## What to do
Each record is to be transcribed exactly.
# # #
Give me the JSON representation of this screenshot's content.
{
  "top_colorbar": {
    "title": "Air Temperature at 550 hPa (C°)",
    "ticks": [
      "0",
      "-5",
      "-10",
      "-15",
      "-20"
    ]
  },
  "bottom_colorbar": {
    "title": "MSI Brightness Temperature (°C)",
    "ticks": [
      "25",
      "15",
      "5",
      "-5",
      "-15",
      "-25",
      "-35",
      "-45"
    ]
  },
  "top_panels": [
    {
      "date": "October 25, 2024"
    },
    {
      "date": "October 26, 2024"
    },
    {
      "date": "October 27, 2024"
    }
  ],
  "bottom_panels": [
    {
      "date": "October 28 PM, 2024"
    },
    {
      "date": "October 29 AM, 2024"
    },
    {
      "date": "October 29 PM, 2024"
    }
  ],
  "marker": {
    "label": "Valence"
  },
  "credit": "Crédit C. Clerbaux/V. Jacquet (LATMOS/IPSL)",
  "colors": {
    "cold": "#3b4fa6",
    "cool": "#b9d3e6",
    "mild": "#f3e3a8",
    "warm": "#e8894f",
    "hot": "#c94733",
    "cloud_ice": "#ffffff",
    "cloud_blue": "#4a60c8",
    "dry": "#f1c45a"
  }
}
# # #
## Task output
Give me the JSON representation of this screenshot's content.
{
  "top_colorbar": {
    "title": "Air Temperature at 550 hPa (C°)",
    "ticks": [
      "0",
      "-5",
      "-10",
      "-15",
      "-20"
    ]
  },
  "bottom_colorbar": {
    "title": "MSI Brightness Temperature (°C)",
    "ticks": [
      "25",
      "15",
      "5",
      "-5",
      "-15",
      "-25",
      "-35",
      "-45"
    ]
  },
  "top_panels": [
    {
      "date": "October 25, 2024"
    },
    {
      "date": "October 26, 2024"
    },
    {
      "date": "October 27, 2024"
    }
  ],
  "bottom_panels": [
    {
      "date": "October 28 PM, 2024"
    },
    {
      "date": "October 29 AM, 2024"
    },
    {
      "date": "October 29 PM, 2024"
    }
  ],
  "marker": {
    "label": "Valence"
  },
  "credit": "Crédit C. Clerbaux/V. Jacquet (LATMOS/IPSL)",
  "colors": {
    "cold": "#3b4fa6",
    "cool": "#b9d3e6",
    "mild": "#f3e3a8",
    "warm": "#e8894f",
    "hot": "#c94733",
    "cloud_ice": "#ffffff",
    "cloud_blue": "#4a60c8",
    "dry": "#f1c45a"
  }
}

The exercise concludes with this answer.